Problem statement: Continue the article on employee passwords and business control of data from where it stops.

Julia O’Toole at MyCena Security Solutions explains why it is essential for business leaders to be in control of their data
“Employees are the weakest link in cyber-security”. You hear this statement every day in the cyber-world. It basically means that insecure actions taken by employees are the leading cause of cyber-breaches.
But is it fair?
In the physical world, employees rightfully expect to work in a safe environment, set by industry standards and regulations for buildings, factories and lifts. However, when extending the workplace to the digital world, this expectation has been forgotten.
The pivotal moment was when companies started letting their employees make their work passwords to access their digital systems and data. In this process, the responsibility of security in the workplace went from the employer to their employees. As a result, organisations lost control over the fate of their own access and by extension, of their own data.
A boon for criminals
For criminals, that switch was a boon. With every employee, from contractor to cleaner, holding the passwords to access their networks, their surface of attack was immense and made every employee a prime target for cyber-attacks. Having so many people to steal from, attackers no longer needed to hack in. In over 82% of breaches, they find someone’s keys to log in.

Supplied data:
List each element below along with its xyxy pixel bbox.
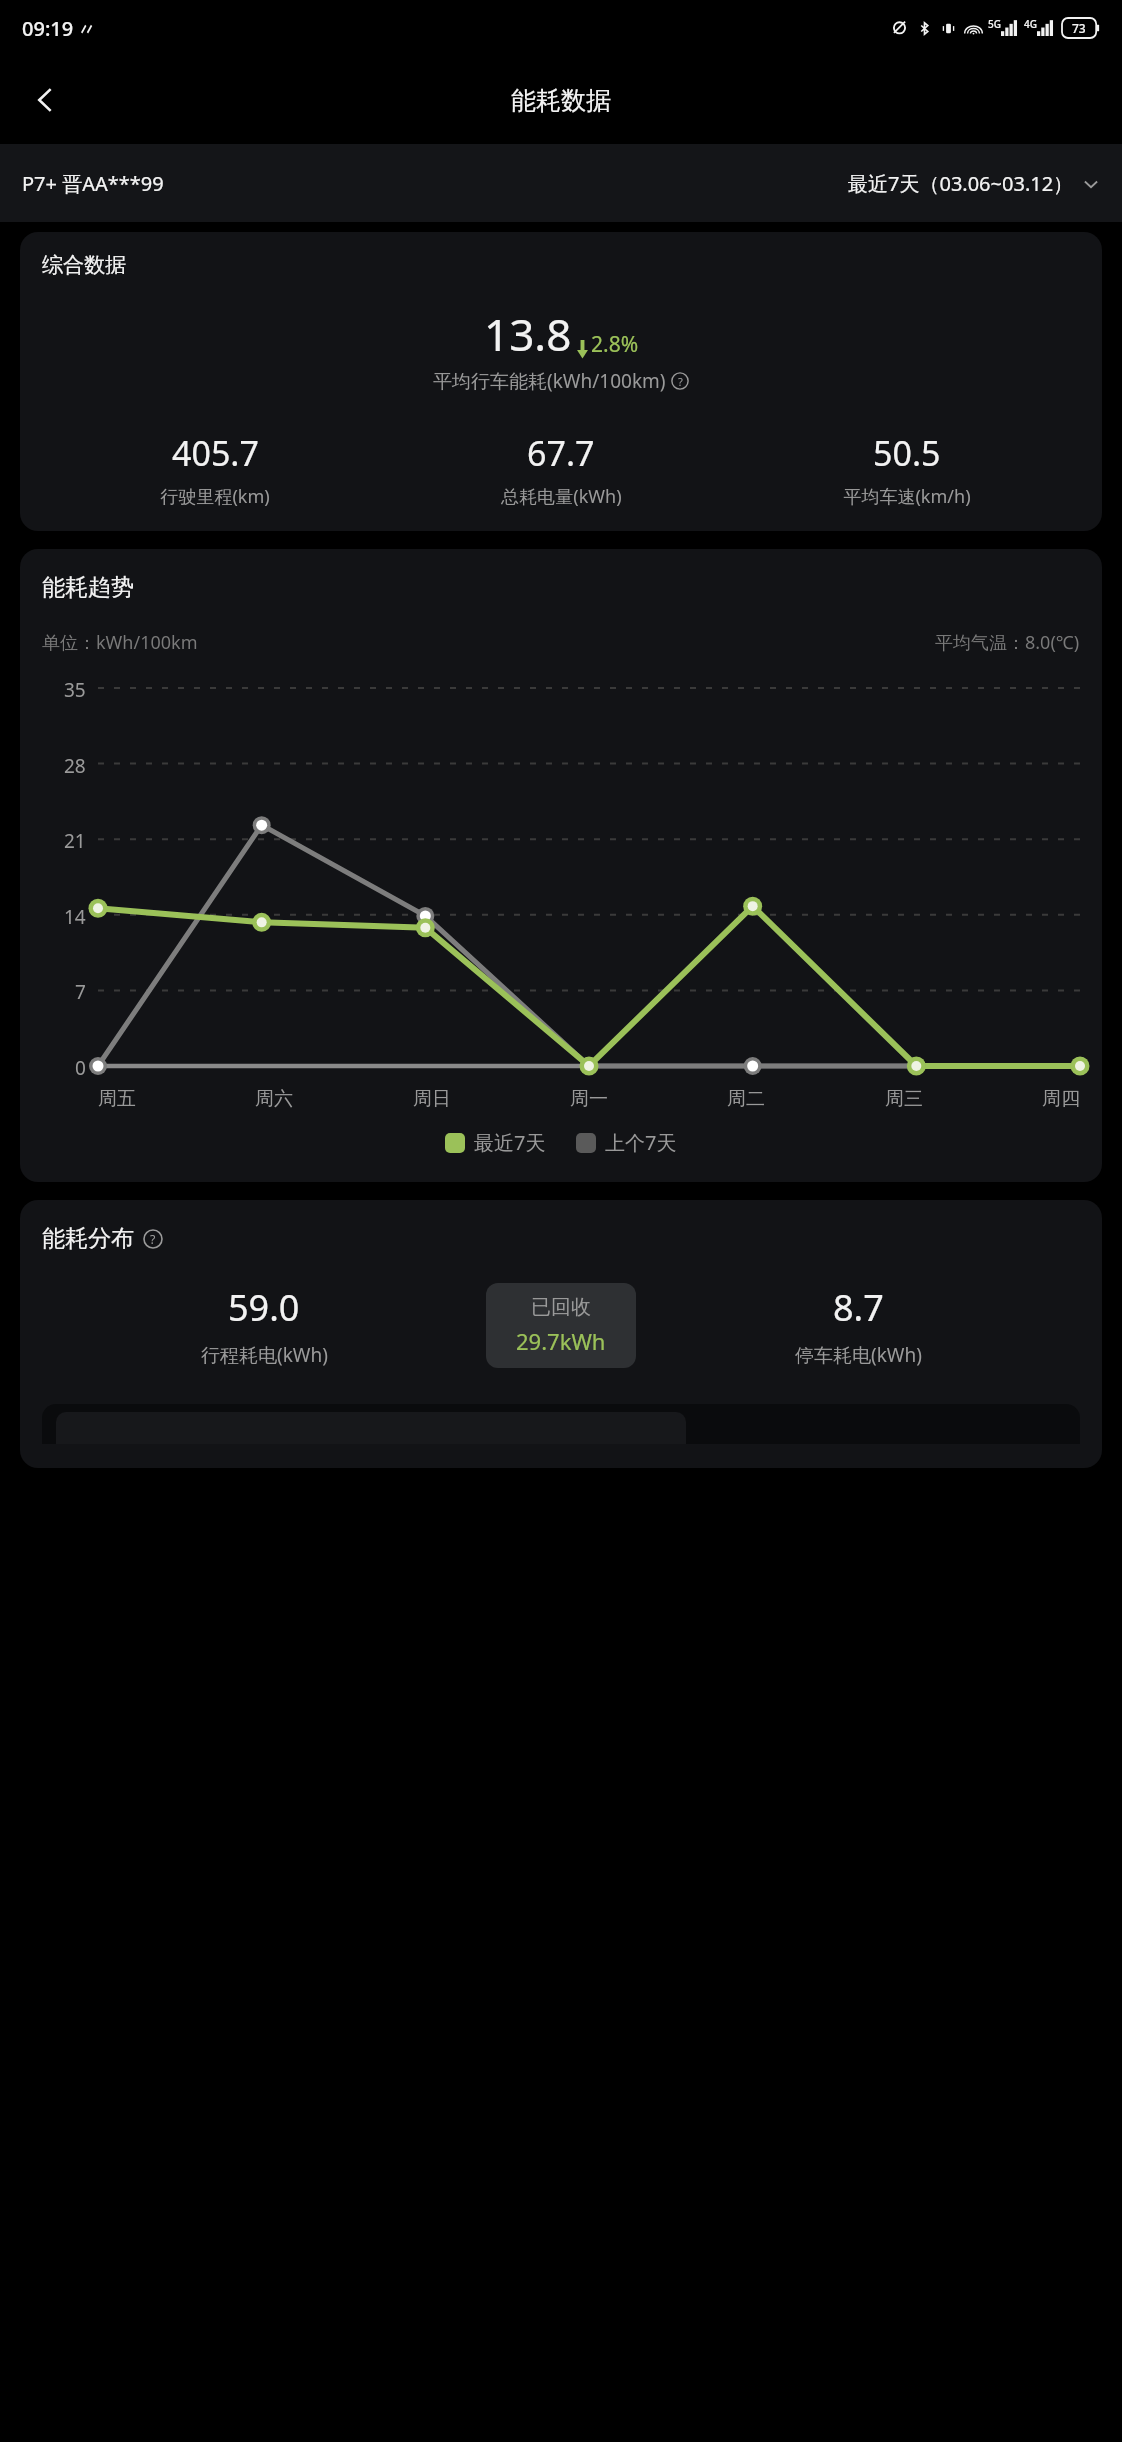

Written answer:
However, who do you think should take the blame for the breach? The employees for getting their passwords stolen? Or the employer for letting employees make the keys to their business?
No training can make the workplace safe
Employees can argue it is their organisation’s responsibility to provide them with security in the workplace. However, this is impossible since organisations lost control of their access and depend on no one making a mistake.
With the odds set against the organisation, all the annual awareness training, phishing training and password policies training deliver little result. New AI generated phishing content that can mimic peoples’ voice, image, behaviour, tone. Using tools like ChatGTP will make it even more difficult to distinguish between legitimate and phishing emails.
Unsafe workplaces impact employees’ personal life
Employees can also argue they are not paid to work in security yet carry the mental burden of creating and remembering passwords, and the stress of getting fired if they make a password error or fall victim of a phishing attack.
They also carry the risk, since most people use the same or similar passwords for work and personal accounts, that a password phished at work leads to identity theft and personal financial loss.
Corporate cyber-security: from bad to worse
With over 4 out of 5 breaches caused by human errors, many organisations have turned to tools such as Single Sign-On, Identity Access Management or Privileged Access Management Tools to ease the mental load on employees.
However, these tools don’t save them from human errors, as companies still don’t control their own access. In fact, with master passwords being just as easy to steal, they simply increase the odds of losing everything for the company.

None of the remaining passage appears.